• [Brief A]
According to the soccer app article, when was Ginga Scout launched?
• [Brief B]
Give only the number of lines in the entries that contain the string "sheet".

• [Passage shown]
Location-based soccer application

Ginga Scout is a location-based soccer application owned by Linck Group that facilitates communication between mutually interested users allowing them to chat. Soccer players, Coaches and Scouts. The software was launched November 1, 2015.”.

== History ==

=== Founding ===
Ginga Scout was founded by soccer legend Roberto Carlos, Roberto Linck and Fabio Simplicio.
Roberto Linck has stated that the impetus for the app was the observation he had that, "There is a place for every player".

On February 19, Lorenzo Orellano, player for Uniautónoma F.C. announced in public television that he used Ginga Scout to transfer to United States.

== Operation ==
Using Facebook, Ginga Scout is able to build a user profile with information that have already been uploaded. Basic information is gathered and the users' social graph is analyzed.

=== Features ===
- Player Cards is an ephemeral photo feature with the users photo and basic information.

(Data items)
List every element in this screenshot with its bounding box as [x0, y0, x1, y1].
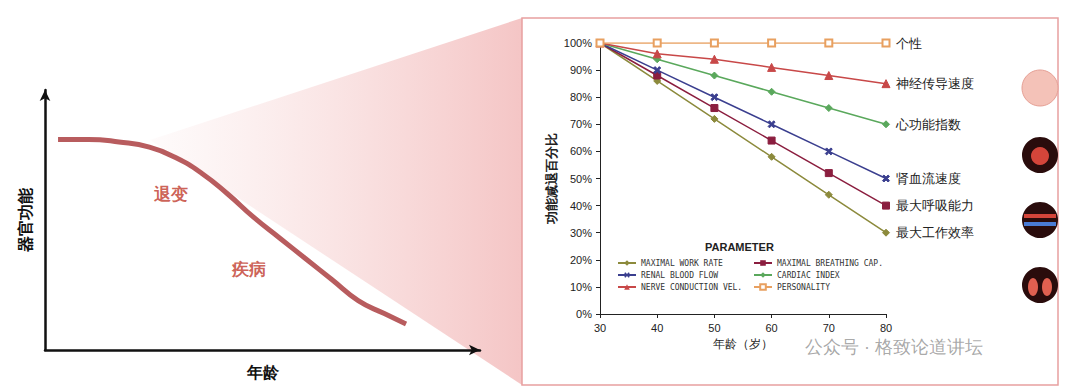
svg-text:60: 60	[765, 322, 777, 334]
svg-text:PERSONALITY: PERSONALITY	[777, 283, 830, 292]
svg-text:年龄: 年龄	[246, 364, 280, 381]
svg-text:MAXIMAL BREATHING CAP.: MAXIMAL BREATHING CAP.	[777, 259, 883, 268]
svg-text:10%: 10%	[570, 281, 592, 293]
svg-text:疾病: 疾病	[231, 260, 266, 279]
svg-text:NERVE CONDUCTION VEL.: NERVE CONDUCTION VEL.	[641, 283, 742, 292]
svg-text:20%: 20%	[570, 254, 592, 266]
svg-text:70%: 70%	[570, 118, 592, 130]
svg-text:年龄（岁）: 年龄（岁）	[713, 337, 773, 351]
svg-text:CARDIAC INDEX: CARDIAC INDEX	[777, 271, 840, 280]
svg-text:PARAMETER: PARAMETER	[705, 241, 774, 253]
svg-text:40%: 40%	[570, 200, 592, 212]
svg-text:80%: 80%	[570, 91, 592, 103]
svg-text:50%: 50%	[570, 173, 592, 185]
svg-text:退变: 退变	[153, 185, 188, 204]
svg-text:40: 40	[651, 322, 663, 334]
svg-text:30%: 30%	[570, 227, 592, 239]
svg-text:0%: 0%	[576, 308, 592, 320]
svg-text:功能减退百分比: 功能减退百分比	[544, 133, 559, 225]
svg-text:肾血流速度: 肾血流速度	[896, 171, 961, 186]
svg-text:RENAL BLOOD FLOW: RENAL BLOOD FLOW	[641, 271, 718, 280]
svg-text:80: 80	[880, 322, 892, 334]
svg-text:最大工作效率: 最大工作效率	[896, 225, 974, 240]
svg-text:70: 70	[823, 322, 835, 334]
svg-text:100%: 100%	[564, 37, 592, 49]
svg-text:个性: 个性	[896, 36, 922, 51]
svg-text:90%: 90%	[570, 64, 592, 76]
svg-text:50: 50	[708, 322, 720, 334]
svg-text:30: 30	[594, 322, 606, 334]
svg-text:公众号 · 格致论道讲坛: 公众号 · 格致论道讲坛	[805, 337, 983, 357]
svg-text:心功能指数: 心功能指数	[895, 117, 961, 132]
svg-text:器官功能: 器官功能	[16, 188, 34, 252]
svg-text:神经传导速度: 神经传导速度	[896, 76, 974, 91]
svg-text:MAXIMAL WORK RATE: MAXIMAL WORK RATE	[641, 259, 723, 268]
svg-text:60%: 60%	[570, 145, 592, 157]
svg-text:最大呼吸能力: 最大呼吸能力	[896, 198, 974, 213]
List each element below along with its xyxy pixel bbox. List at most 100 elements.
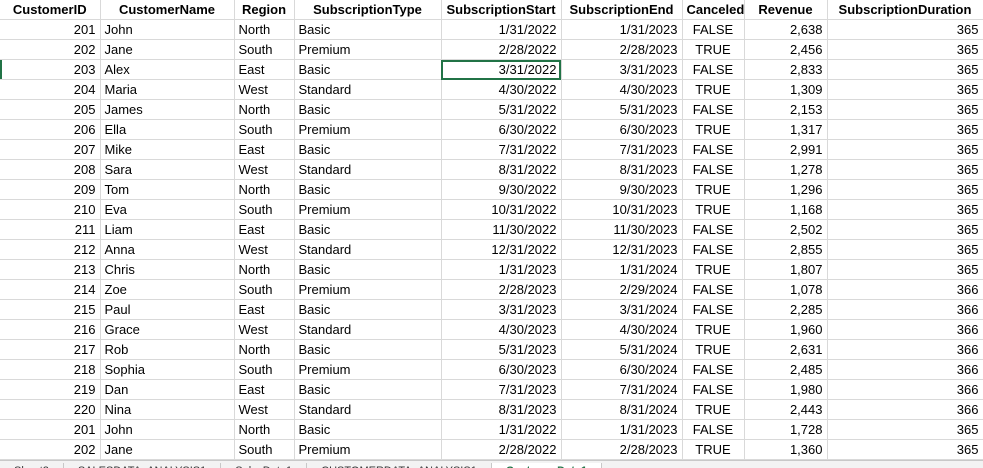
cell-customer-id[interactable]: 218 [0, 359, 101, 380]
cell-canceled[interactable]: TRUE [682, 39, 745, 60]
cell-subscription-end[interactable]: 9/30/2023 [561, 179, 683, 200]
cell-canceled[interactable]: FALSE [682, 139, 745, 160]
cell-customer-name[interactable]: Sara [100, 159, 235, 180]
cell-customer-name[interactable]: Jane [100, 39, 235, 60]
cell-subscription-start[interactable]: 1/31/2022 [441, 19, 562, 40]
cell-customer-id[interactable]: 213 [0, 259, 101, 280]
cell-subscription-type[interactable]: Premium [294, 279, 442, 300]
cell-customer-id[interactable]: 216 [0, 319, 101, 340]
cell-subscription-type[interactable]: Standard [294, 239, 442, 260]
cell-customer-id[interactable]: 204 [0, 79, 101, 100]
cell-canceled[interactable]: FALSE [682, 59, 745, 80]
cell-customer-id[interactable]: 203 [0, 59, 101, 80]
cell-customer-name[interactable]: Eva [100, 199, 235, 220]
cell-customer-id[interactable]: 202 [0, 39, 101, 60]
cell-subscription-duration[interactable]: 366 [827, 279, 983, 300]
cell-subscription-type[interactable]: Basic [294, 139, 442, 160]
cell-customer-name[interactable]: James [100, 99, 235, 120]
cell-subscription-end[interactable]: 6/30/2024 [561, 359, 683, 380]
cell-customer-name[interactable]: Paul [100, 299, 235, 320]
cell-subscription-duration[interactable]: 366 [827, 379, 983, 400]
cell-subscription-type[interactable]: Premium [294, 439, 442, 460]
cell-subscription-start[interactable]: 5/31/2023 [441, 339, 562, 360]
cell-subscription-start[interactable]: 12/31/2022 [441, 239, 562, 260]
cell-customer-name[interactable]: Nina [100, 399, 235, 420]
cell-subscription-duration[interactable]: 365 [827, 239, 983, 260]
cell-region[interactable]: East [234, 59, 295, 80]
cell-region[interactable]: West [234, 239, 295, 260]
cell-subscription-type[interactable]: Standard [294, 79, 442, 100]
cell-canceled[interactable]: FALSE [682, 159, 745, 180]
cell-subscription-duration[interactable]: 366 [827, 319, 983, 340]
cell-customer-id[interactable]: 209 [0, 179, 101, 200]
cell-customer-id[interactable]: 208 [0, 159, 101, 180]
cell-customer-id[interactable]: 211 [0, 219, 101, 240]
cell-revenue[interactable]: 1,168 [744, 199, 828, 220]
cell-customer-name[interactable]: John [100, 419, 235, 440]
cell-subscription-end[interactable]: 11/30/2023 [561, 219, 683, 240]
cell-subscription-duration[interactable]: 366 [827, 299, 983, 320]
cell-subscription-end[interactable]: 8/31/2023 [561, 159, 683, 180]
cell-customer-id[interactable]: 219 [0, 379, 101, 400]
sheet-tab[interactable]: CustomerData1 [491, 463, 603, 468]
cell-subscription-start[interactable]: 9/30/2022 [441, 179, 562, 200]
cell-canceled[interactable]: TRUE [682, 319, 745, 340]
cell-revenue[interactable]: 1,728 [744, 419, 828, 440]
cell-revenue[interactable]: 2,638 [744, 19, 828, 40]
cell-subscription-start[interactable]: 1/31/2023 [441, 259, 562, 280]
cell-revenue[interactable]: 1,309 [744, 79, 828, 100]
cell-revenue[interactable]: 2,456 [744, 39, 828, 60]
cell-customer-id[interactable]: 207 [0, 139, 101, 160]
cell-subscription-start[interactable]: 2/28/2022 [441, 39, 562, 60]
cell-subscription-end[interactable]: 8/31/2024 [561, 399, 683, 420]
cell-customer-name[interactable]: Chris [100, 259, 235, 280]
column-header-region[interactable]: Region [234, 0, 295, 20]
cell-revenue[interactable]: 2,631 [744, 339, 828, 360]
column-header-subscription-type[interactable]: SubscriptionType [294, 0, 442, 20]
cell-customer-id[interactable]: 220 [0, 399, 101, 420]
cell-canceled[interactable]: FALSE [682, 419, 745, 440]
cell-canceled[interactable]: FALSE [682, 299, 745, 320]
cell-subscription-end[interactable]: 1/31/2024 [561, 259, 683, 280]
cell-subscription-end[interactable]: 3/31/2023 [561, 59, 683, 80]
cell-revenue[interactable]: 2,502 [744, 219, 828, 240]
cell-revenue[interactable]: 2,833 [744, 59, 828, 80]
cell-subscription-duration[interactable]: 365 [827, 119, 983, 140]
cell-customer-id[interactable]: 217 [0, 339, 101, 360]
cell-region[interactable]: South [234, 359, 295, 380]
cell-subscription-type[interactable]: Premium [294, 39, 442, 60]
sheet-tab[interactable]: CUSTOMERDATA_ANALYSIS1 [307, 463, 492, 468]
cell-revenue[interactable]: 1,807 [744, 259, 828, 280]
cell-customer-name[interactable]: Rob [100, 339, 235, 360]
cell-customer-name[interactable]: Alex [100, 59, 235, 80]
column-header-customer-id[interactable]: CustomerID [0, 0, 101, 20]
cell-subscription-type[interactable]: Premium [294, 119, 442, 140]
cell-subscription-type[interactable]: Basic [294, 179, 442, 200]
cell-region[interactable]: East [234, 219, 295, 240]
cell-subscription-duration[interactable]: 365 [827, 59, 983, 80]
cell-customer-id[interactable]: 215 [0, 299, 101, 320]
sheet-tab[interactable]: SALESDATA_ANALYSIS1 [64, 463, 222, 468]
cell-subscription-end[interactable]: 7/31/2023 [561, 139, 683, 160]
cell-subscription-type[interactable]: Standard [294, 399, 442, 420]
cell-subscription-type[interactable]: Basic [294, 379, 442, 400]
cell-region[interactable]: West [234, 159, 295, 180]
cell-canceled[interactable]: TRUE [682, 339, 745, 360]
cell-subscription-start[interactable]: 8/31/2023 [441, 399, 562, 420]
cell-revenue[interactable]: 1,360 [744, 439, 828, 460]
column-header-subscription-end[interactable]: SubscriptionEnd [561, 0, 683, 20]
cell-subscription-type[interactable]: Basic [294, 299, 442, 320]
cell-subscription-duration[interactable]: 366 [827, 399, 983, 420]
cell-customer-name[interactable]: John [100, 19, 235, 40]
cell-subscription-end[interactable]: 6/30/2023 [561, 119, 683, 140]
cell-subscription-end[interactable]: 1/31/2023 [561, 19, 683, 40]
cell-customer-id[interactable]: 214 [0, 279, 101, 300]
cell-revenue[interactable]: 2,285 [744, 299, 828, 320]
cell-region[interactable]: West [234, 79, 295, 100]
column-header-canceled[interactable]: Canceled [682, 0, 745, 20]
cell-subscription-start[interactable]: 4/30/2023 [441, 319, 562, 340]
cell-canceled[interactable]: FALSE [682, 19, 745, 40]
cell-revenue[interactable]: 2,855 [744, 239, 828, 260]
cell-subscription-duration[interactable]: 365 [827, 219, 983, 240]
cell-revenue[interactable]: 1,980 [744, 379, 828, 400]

• [Final answer A]
November 1, 2015.

• [Final answer B]
3